Work to complete => Could you write out every entry exactly as it stands?

Recorded data:
####################
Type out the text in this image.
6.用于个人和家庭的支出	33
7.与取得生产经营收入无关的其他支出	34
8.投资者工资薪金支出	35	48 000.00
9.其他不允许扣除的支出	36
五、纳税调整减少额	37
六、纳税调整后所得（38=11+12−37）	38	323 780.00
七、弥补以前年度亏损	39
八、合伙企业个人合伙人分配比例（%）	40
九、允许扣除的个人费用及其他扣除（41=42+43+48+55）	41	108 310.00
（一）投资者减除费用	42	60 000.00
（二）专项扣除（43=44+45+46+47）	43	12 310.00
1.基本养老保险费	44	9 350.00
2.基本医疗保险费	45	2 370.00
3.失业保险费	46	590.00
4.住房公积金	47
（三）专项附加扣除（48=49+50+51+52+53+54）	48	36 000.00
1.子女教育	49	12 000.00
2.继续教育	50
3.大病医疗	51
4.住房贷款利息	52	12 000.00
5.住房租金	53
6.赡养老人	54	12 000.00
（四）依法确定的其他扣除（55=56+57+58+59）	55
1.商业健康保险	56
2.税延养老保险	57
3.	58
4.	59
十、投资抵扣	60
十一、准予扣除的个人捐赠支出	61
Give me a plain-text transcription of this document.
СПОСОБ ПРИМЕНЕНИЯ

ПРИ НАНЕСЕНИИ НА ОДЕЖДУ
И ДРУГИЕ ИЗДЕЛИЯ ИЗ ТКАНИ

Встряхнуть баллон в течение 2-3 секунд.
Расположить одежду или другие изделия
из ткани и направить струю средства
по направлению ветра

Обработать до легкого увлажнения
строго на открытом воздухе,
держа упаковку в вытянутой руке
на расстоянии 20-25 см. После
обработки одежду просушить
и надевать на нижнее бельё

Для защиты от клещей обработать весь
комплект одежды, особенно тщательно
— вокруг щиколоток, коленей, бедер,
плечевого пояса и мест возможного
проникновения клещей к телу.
####################
Correct answer =>
Type out the text in this image.
6.用于个人和家庭的支出	33
7.与取得生产经营收入无关的其他支出	34
8.投资者工资薪金支出	35	48 000.00
9.其他不允许扣除的支出	36
五、纳税调整减少额	37
六、纳税调整后所得（38=11+12−37）	38	323 780.00
七、弥补以前年度亏损	39
八、合伙企业个人合伙人分配比例（%）	40
九、允许扣除的个人费用及其他扣除（41=42+43+48+55）	41	108 310.00
（一）投资者减除费用	42	60 000.00
（二）专项扣除（43=44+45+46+47）	43	12 310.00
1.基本养老保险费	44	9 350.00
2.基本医疗保险费	45	2 370.00
3.失业保险费	46	590.00
4.住房公积金	47
（三）专项附加扣除（48=49+50+51+52+53+54）	48	36 000.00
1.子女教育	49	12 000.00
2.继续教育	50
3.大病医疗	51
4.住房贷款利息	52	12 000.00
5.住房租金	53
6.赡养老人	54	12 000.00
（四）依法确定的其他扣除（55=56+57+58+59）	55
1.商业健康保险	56
2.税延养老保险	57
3.	58
4.	59
十、投资抵扣	60
十一、准予扣除的个人捐赠支出	61
Give me a plain-text transcription of this document.
СПОСОБ ПРИМЕНЕНИЯ

ПРИ НАНЕСЕНИИ НА ОДЕЖДУ
И ДРУГИЕ ИЗДЕЛИЯ ИЗ ТКАНИ

Встряхнуть баллон в течение 2-3 секунд.
Расположить одежду или другие изделия
из ткани и направить струю средства
по направлению ветра

Обработать до легкого увлажнения
строго на открытом воздухе,
держа упаковку в вытянутой руке
на расстоянии 20-25 см. После
обработки одежду просушить
и надевать на нижнее бельё

Для защиты от клещей обработать весь
комплект одежды, особенно тщательно
— вокруг щиколоток, коленей, бедер,
плечевого пояса и мест возможного
проникновения клещей к телу.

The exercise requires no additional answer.